## Exercise requirements:
What lines of the data include the string "color"? Copy them all.

— Start Data supplied —

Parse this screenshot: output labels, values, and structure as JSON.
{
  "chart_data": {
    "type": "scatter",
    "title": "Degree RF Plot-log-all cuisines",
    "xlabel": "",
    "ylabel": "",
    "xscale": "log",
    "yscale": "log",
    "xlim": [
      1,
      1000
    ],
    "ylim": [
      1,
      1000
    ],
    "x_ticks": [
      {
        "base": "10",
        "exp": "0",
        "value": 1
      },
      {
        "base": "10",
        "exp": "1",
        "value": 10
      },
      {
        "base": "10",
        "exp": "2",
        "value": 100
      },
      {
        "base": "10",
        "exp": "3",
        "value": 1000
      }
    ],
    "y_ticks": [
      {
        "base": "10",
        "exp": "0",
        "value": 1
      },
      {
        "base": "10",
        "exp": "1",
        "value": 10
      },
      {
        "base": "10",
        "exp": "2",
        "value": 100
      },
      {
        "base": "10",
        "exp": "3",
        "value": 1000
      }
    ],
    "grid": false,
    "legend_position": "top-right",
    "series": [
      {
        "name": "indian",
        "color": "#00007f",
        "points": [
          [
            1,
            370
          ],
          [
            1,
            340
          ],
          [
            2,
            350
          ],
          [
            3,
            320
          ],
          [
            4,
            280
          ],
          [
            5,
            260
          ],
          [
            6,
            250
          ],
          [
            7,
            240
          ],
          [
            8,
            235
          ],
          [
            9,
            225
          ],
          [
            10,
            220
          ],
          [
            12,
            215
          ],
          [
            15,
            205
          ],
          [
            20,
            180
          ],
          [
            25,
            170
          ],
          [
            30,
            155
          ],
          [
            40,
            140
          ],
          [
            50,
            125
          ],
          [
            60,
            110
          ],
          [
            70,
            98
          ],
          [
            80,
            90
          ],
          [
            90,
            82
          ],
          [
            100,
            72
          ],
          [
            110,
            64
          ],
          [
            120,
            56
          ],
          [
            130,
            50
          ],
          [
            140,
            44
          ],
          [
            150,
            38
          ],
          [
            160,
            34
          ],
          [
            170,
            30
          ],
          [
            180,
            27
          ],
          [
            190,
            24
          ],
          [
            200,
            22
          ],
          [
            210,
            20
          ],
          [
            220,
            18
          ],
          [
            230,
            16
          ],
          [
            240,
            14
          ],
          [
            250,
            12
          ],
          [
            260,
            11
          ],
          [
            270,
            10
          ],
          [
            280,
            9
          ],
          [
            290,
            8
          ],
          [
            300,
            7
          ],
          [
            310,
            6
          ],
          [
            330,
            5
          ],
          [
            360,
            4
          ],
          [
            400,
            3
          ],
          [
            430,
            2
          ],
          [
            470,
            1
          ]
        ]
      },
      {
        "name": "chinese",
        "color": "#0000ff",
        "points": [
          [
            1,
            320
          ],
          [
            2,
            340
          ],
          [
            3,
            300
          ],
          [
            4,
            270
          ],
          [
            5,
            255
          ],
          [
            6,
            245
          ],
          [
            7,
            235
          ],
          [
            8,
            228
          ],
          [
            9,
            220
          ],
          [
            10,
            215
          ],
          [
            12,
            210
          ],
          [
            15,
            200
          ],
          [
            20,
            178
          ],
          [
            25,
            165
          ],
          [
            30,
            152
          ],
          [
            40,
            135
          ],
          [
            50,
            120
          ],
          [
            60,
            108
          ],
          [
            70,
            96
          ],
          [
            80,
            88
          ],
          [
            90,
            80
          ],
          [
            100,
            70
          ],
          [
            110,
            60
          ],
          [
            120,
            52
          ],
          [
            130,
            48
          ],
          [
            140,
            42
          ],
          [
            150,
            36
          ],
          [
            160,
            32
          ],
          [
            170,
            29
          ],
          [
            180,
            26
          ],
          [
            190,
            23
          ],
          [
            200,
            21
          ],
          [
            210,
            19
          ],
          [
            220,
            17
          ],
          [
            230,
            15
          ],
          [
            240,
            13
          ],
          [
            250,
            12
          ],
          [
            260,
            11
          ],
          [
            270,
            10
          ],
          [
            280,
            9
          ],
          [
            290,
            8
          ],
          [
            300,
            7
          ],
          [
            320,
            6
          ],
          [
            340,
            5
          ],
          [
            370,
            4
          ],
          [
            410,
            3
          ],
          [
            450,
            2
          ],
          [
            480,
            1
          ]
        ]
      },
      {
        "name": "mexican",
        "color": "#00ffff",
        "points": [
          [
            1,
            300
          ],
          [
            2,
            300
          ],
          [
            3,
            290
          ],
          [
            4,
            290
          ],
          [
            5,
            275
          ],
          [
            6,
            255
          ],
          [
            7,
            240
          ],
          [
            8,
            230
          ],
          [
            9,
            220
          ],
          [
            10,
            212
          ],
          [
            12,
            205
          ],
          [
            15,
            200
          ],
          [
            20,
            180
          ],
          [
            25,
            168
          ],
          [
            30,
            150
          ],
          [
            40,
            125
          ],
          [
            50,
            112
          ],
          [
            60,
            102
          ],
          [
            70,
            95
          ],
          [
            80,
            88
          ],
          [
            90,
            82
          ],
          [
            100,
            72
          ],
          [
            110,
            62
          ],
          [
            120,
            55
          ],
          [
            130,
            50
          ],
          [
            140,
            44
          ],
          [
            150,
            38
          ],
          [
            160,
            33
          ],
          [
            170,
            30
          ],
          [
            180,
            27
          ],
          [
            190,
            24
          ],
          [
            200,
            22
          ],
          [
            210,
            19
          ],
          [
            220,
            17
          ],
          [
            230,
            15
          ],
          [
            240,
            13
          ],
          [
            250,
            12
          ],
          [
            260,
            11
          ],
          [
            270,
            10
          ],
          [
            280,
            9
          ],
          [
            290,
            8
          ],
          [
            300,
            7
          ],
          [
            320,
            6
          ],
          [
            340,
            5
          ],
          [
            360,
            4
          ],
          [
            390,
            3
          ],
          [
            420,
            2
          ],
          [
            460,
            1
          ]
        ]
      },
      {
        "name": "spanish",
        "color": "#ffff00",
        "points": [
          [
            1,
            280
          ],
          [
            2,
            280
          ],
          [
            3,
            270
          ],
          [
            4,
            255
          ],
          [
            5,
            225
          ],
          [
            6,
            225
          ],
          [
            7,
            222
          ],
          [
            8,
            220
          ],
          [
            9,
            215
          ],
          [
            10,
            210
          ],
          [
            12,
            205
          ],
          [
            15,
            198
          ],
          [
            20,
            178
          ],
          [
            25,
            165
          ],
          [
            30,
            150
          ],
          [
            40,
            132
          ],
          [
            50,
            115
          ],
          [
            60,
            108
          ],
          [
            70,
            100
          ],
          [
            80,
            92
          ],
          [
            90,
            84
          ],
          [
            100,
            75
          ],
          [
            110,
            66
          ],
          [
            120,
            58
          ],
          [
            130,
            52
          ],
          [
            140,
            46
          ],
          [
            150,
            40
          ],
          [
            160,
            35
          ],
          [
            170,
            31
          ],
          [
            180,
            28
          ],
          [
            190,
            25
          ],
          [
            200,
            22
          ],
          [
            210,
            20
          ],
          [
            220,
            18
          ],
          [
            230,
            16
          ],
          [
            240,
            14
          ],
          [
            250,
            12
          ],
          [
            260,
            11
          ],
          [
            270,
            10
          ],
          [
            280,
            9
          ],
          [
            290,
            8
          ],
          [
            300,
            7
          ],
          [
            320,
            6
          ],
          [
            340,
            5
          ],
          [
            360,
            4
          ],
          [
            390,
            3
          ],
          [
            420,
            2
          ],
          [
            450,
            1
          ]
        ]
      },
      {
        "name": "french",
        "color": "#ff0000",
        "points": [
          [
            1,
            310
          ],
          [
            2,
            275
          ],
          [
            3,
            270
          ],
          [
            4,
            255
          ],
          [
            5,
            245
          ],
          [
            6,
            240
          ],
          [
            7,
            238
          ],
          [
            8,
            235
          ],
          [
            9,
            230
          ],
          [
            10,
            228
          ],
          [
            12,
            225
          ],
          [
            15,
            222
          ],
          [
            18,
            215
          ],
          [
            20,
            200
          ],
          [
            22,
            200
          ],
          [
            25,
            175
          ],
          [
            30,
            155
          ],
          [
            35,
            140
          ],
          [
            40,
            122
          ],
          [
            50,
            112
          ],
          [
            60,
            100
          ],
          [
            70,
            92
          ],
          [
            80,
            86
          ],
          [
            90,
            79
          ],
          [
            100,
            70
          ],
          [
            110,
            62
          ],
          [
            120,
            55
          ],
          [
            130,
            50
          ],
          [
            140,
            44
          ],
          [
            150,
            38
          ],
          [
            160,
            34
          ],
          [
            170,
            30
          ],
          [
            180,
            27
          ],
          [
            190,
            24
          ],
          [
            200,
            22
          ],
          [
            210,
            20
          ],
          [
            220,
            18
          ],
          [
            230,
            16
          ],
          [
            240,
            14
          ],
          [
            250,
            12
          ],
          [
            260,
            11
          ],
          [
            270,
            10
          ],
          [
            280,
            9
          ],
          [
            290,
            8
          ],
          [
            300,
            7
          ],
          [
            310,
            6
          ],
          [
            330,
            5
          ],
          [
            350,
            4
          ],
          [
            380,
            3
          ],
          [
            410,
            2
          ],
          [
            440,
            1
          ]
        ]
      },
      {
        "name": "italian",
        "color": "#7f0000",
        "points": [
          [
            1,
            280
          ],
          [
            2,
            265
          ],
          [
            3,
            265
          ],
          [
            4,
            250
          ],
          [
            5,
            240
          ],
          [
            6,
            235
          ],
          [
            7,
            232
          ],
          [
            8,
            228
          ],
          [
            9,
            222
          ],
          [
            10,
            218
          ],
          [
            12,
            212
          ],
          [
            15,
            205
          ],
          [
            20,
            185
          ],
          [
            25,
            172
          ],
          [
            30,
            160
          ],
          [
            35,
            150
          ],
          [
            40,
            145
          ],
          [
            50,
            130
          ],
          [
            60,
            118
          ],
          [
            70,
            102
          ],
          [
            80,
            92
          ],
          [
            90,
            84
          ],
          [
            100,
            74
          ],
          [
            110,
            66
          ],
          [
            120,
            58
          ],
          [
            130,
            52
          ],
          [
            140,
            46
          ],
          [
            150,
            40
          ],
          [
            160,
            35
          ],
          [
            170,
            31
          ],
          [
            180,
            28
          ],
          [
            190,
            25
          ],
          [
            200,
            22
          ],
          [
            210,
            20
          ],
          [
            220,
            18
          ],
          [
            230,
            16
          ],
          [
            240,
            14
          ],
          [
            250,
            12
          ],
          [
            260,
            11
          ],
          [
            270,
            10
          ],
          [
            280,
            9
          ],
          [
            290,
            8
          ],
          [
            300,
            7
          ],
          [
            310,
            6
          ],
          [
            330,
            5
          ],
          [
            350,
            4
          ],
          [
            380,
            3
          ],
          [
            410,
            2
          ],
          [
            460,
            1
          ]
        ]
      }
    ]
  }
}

— End Data supplied —

## Answer to the problem:
        "color": "#00007f",
        "color": "#0000ff",
        "color": "#00ffff",
        "color": "#ffff00",
        "color": "#ff0000",
        "color": "#7f0000",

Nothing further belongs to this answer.